=== Given records ===
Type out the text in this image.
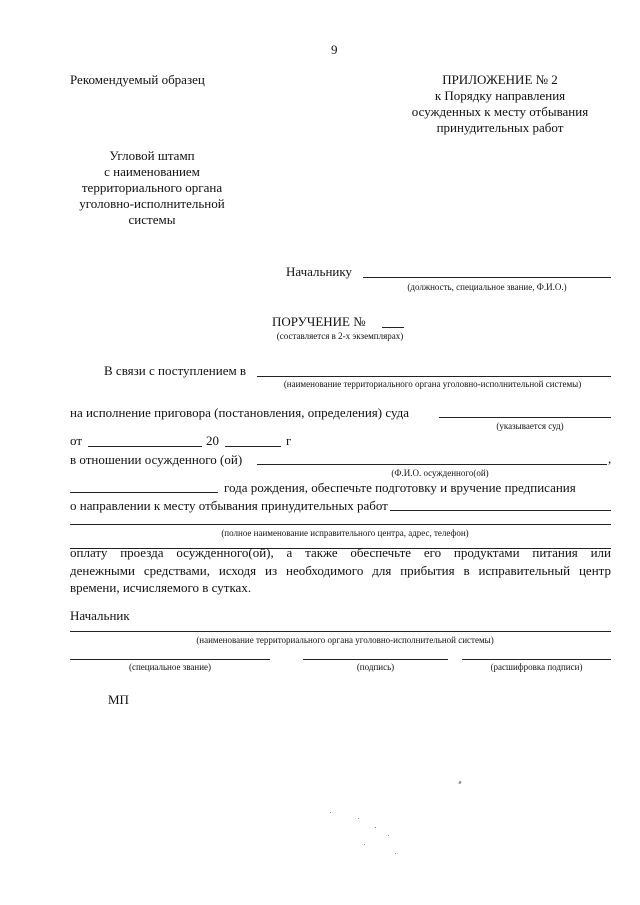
9
Рекомендуемый образец	ПРИЛОЖЕНИЕ № 2
к Порядку направления
осужденных к месту отбывания
принудительных работ
Угловой штамп
с наименованием
территориального органа
уголовно-исполнительной
системы
Начальнику
(должность, специальное звание, Ф.И.О.)
ПОРУЧЕНИЕ №
(составляется в 2-х экземплярах)
В связи с поступлением в
(наименование территориального органа уголовно-исполнительной системы)
на исполнение приговора (постановления, определения) суда
(указывается суд)
от	20	г
в отношении осужденного (ой)	,
(Ф.И.О. осужденного(ой)
года рождения, обеспечьте подготовку и вручение предписания
о направлении к месту отбывания принудительных работ
(полное наименование исправительного центра, адрес, телефон)
оплату проезда осужденного(ой), а также обеспечьте его продуктами питания или
денежными средствами, исходя из необходимого для прибытия в исправительный центр
времени, исчисляемого в сутках.
Начальник
(наименование территориального органа уголовно-исполнительной системы)
(специальное звание)	(подпись)	(расшифровка подписи)
МП
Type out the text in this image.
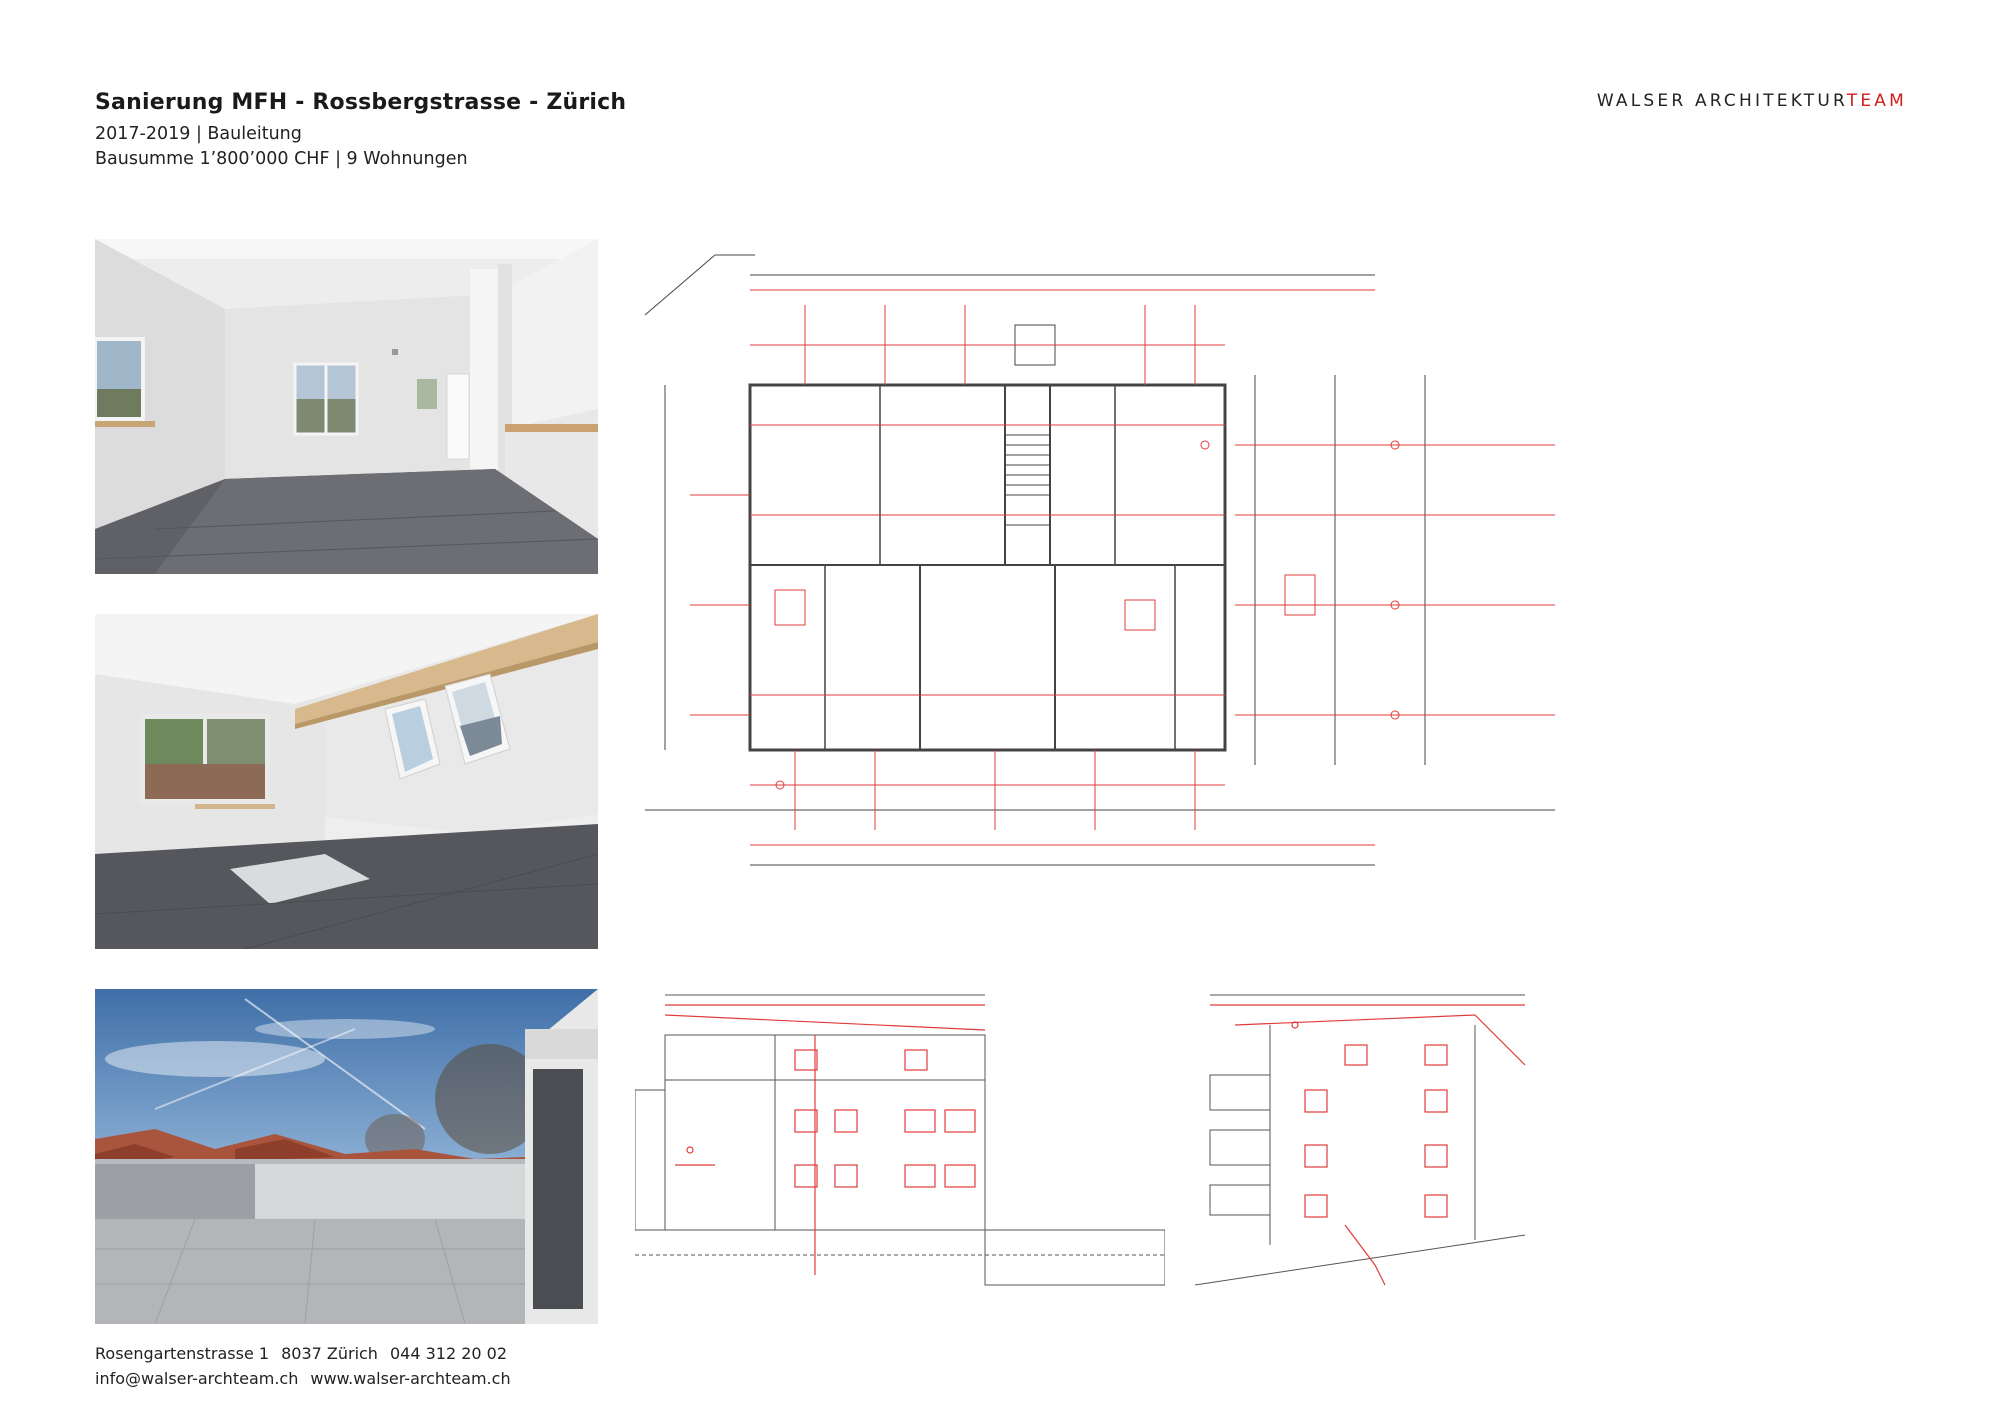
Sanierung MFH - Rossbergstrasse - Zürich
2017-2019 | Bauleitung
Bausumme 1’800’000 CHF | 9 Wohnungen
WALSER ARCHITEKTURTEAM
Rosengartenstrasse 1 8037 Zürich 044 312 20 02
info@walser-archteam.ch www.walser-archteam.ch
===
## Problem details
Say how many lines in the entries contain the string "специальное", and say nothing else.

## The response
2